Return the listing below word for word.

** start of SUPPLIED RECORDS **

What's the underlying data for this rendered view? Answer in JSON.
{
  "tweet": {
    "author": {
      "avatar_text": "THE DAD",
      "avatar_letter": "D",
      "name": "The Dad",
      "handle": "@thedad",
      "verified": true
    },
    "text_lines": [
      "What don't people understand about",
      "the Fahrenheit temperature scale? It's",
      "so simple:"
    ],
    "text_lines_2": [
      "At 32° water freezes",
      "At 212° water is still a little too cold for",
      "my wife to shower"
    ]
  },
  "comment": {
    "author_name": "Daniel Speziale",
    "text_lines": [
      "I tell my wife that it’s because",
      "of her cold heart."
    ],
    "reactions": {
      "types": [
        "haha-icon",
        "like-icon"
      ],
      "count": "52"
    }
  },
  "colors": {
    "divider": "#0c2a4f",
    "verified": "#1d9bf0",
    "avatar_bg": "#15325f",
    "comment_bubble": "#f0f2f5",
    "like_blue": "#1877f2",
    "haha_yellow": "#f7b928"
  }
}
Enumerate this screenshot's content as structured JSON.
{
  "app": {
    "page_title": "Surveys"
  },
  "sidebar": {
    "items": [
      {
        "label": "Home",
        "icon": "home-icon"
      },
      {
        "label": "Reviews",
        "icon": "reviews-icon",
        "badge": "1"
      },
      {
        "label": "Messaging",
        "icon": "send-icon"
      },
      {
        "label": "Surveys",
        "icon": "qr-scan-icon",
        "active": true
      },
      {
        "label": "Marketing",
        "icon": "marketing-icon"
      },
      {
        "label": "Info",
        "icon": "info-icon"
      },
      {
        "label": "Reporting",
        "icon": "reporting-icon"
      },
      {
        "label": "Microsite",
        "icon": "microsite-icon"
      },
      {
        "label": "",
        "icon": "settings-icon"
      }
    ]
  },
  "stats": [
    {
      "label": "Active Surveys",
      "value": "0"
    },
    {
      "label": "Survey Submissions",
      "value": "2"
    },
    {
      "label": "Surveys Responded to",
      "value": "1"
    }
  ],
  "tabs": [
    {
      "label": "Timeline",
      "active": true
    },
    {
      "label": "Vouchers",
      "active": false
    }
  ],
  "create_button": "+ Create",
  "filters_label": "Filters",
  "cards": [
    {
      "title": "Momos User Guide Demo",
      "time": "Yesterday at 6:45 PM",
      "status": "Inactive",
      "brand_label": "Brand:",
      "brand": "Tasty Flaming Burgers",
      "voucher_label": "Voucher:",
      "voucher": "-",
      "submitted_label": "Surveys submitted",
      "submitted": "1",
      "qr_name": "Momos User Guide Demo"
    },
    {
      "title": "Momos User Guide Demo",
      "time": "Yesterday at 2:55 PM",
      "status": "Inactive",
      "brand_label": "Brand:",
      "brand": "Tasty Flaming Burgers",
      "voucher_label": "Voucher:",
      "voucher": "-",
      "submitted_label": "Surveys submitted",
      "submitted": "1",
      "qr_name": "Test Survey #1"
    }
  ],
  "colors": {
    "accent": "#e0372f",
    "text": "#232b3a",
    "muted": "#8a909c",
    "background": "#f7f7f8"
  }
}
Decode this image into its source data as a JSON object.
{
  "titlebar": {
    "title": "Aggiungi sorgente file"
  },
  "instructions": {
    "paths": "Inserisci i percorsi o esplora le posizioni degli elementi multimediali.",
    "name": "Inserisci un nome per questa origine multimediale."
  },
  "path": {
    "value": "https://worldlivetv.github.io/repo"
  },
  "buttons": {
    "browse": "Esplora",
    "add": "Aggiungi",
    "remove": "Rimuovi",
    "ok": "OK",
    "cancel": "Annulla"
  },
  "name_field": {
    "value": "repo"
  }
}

** end of SUPPLIED RECORDS **

EXERCISE RESULT:
What's the underlying data for this rendered view? Answer in JSON.
{
  "tweet": {
    "author": {
      "avatar_text": "THE DAD",
      "avatar_letter": "D",
      "name": "The Dad",
      "handle": "@thedad",
      "verified": true
    },
    "text_lines": [
      "What don't people understand about",
      "the Fahrenheit temperature scale? It's",
      "so simple:"
    ],
    "text_lines_2": [
      "At 32° water freezes",
      "At 212° water is still a little too cold for",
      "my wife to shower"
    ]
  },
  "comment": {
    "author_name": "Daniel Speziale",
    "text_lines": [
      "I tell my wife that it’s because",
      "of her cold heart."
    ],
    "reactions": {
      "types": [
        "haha-icon",
        "like-icon"
      ],
      "count": "52"
    }
  },
  "colors": {
    "divider": "#0c2a4f",
    "verified": "#1d9bf0",
    "avatar_bg": "#15325f",
    "comment_bubble": "#f0f2f5",
    "like_blue": "#1877f2",
    "haha_yellow": "#f7b928"
  }
}
Enumerate this screenshot's content as structured JSON.
{
  "app": {
    "page_title": "Surveys"
  },
  "sidebar": {
    "items": [
      {
        "label": "Home",
        "icon": "home-icon"
      },
      {
        "label": "Reviews",
        "icon": "reviews-icon",
        "badge": "1"
      },
      {
        "label": "Messaging",
        "icon": "send-icon"
      },
      {
        "label": "Surveys",
        "icon": "qr-scan-icon",
        "active": true
      },
      {
        "label": "Marketing",
        "icon": "marketing-icon"
      },
      {
        "label": "Info",
        "icon": "info-icon"
      },
      {
        "label": "Reporting",
        "icon": "reporting-icon"
      },
      {
        "label": "Microsite",
        "icon": "microsite-icon"
      },
      {
        "label": "",
        "icon": "settings-icon"
      }
    ]
  },
  "stats": [
    {
      "label": "Active Surveys",
      "value": "0"
    },
    {
      "label": "Survey Submissions",
      "value": "2"
    },
    {
      "label": "Surveys Responded to",
      "value": "1"
    }
  ],
  "tabs": [
    {
      "label": "Timeline",
      "active": true
    },
    {
      "label": "Vouchers",
      "active": false
    }
  ],
  "create_button": "+ Create",
  "filters_label": "Filters",
  "cards": [
    {
      "title": "Momos User Guide Demo",
      "time": "Yesterday at 6:45 PM",
      "status": "Inactive",
      "brand_label": "Brand:",
      "brand": "Tasty Flaming Burgers",
      "voucher_label": "Voucher:",
      "voucher": "-",
      "submitted_label": "Surveys submitted",
      "submitted": "1",
      "qr_name": "Momos User Guide Demo"
    },
    {
      "title": "Momos User Guide Demo",
      "time": "Yesterday at 2:55 PM",
      "status": "Inactive",
      "brand_label": "Brand:",
      "brand": "Tasty Flaming Burgers",
      "voucher_label": "Voucher:",
      "voucher": "-",
      "submitted_label": "Surveys submitted",
      "submitted": "1",
      "qr_name": "Test Survey #1"
    }
  ],
  "colors": {
    "accent": "#e0372f",
    "text": "#232b3a",
    "muted": "#8a909c",
    "background": "#f7f7f8"
  }
}
Decode this image into its source data as a JSON object.
{
  "titlebar": {
    "title": "Aggiungi sorgente file"
  },
  "instructions": {
    "paths": "Inserisci i percorsi o esplora le posizioni degli elementi multimediali.",
    "name": "Inserisci un nome per questa origine multimediale."
  },
  "path": {
    "value": "https://worldlivetv.github.io/repo"
  },
  "buttons": {
    "browse": "Esplora",
    "add": "Aggiungi",
    "remove": "Rimuovi",
    "ok": "OK",
    "cancel": "Annulla"
  },
  "name_field": {
    "value": "repo"
  }
}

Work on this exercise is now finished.